• The problem
Track down the lines that contain "Production" and copy them.

Start Record excerpts

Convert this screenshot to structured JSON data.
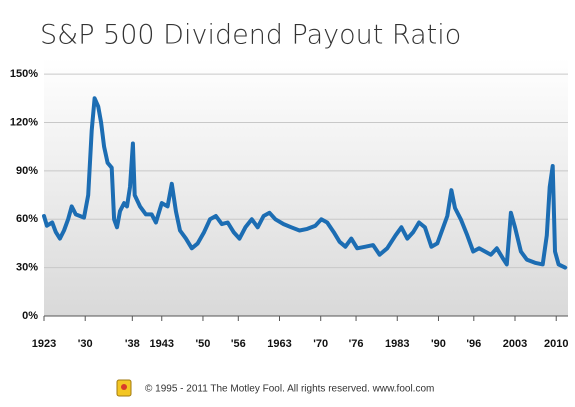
{
  "chart_data": {
    "type": "line",
    "title": "S&P 500 Dividend Payout Ratio",
    "footer": "© 1995 - 2011 The Motley Fool. All rights reserved. www.fool.com",
    "xlim": [
      1923,
      2012
    ],
    "ylim": [
      0,
      160
    ],
    "xticks": [
      1923,
      {
        "value": 1930,
        "label": "'30"
      },
      {
        "value": 1938,
        "label": "'38"
      },
      1943,
      {
        "value": 1950,
        "label": "'50"
      },
      {
        "value": 1956,
        "label": "'56"
      },
      1963,
      {
        "value": 1970,
        "label": "'70"
      },
      {
        "value": 1976,
        "label": "'76"
      },
      1983,
      {
        "value": 1990,
        "label": "'90"
      },
      {
        "value": 1996,
        "label": "'96"
      },
      2003,
      2010
    ],
    "yticks": [
      {
        "value": 0,
        "label": "0%"
      },
      {
        "value": 30,
        "label": "30%"
      },
      {
        "value": 60,
        "label": "60%"
      },
      {
        "value": 90,
        "label": "90%"
      },
      {
        "value": 120,
        "label": "120%"
      },
      {
        "value": 150,
        "label": "150%"
      }
    ],
    "grid": true,
    "series": [
      {
        "color": "#1c6db3",
        "x": [
          1923.0,
          1923.5,
          1924.4,
          1925.0,
          1925.7,
          1926.4,
          1927.1,
          1927.7,
          1928.4,
          1929.1,
          1929.8,
          1930.5,
          1931.1,
          1931.6,
          1932.2,
          1932.7,
          1933.2,
          1933.8,
          1934.5,
          1934.9,
          1935.4,
          1935.9,
          1936.6,
          1937.1,
          1937.6,
          1938.1,
          1938.4,
          1939.3,
          1940.3,
          1941.3,
          1942.0,
          1943.0,
          1944.0,
          1944.7,
          1945.4,
          1946.1,
          1947.1,
          1948.1,
          1949.1,
          1950.2,
          1951.2,
          1952.2,
          1953.2,
          1954.2,
          1955.2,
          1956.2,
          1957.2,
          1958.3,
          1959.3,
          1960.3,
          1961.3,
          1962.3,
          1963.7,
          1965.0,
          1966.4,
          1967.7,
          1969.1,
          1970.1,
          1971.1,
          1972.2,
          1973.2,
          1974.2,
          1975.2,
          1976.2,
          1977.6,
          1978.9,
          1980.0,
          1981.3,
          1982.7,
          1983.7,
          1984.7,
          1985.7,
          1986.7,
          1987.7,
          1988.8,
          1989.8,
          1990.8,
          1991.5,
          1992.2,
          1992.8,
          1993.8,
          1994.9,
          1995.9,
          1996.9,
          1997.9,
          1998.9,
          1999.9,
          2000.9,
          2001.6,
          2002.3,
          2003.0,
          2004.0,
          2005.0,
          2006.4,
          2007.7,
          2008.4,
          2008.9,
          2009.4,
          2009.8,
          2010.4,
          2011.5
        ],
        "values": [
          62,
          56,
          58,
          52,
          48,
          53,
          60,
          68,
          63,
          62,
          61,
          75,
          115,
          135,
          130,
          120,
          105,
          95,
          92,
          60,
          55,
          65,
          70,
          68,
          80,
          107,
          75,
          68,
          63,
          63,
          58,
          70,
          68,
          82,
          65,
          53,
          48,
          42,
          45,
          52,
          60,
          62,
          57,
          58,
          52,
          48,
          55,
          60,
          55,
          62,
          64,
          60,
          57,
          55,
          53,
          54,
          56,
          60,
          58,
          52,
          46,
          43,
          48,
          42,
          43,
          44,
          38,
          42,
          50,
          55,
          48,
          52,
          58,
          55,
          43,
          45,
          55,
          62,
          78,
          67,
          60,
          50,
          40,
          42,
          40,
          38,
          42,
          36,
          32,
          64,
          55,
          40,
          35,
          33,
          32,
          50,
          80,
          93,
          40,
          32,
          30
        ]
      }
    ]
  }
}
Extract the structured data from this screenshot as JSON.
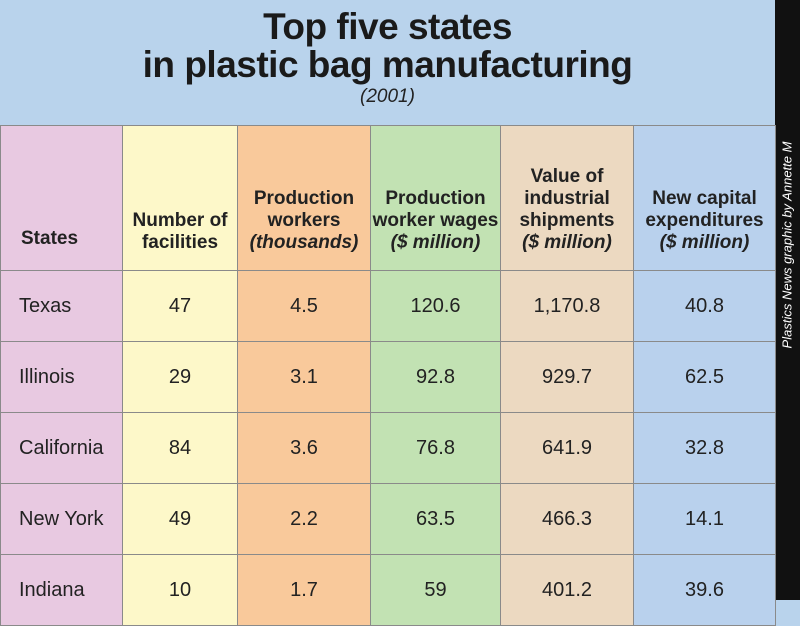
{
  "header": {
    "title_lines": [
      "Top five states",
      "in plastic bag manufacturing"
    ],
    "subtitle": "(2001)",
    "credit": "Plastics News graphic by Annette M"
  },
  "table": {
    "columns": [
      {
        "title": "States"
      },
      {
        "title": "Number of facilities"
      },
      {
        "title": "Production workers",
        "unit": "(thousands)"
      },
      {
        "title": "Production worker wages",
        "unit": "($ million)"
      },
      {
        "title": "Value of industrial shipments",
        "unit": "($ million)"
      },
      {
        "title": "New capital expenditures",
        "unit": "($ million)"
      }
    ],
    "rows": [
      [
        "Texas",
        "47",
        "4.5",
        "120.6",
        "1,170.8",
        "40.8"
      ],
      [
        "Illinois",
        "29",
        "3.1",
        "92.8",
        "929.7",
        "62.5"
      ],
      [
        "California",
        "84",
        "3.6",
        "76.8",
        "641.9",
        "32.8"
      ],
      [
        "New York",
        "49",
        "2.2",
        "63.5",
        "466.3",
        "14.1"
      ],
      [
        "Indiana",
        "10",
        "1.7",
        "59",
        "401.2",
        "39.6"
      ]
    ]
  }
}
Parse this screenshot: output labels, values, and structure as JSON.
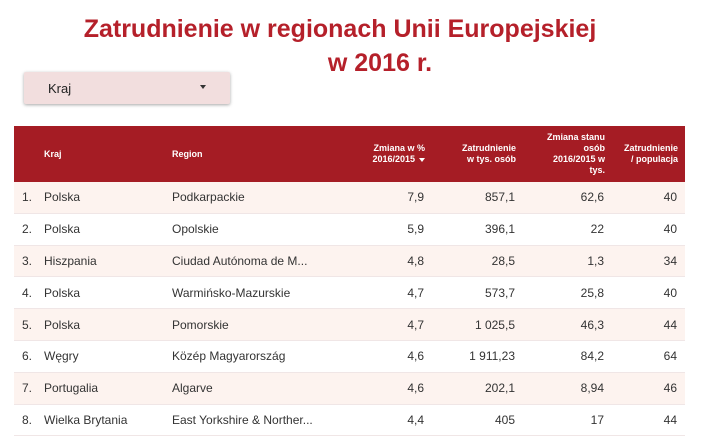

End Record excerpts

• Exercise answer
        "title": "Production workers",
        "title": "Production worker wages",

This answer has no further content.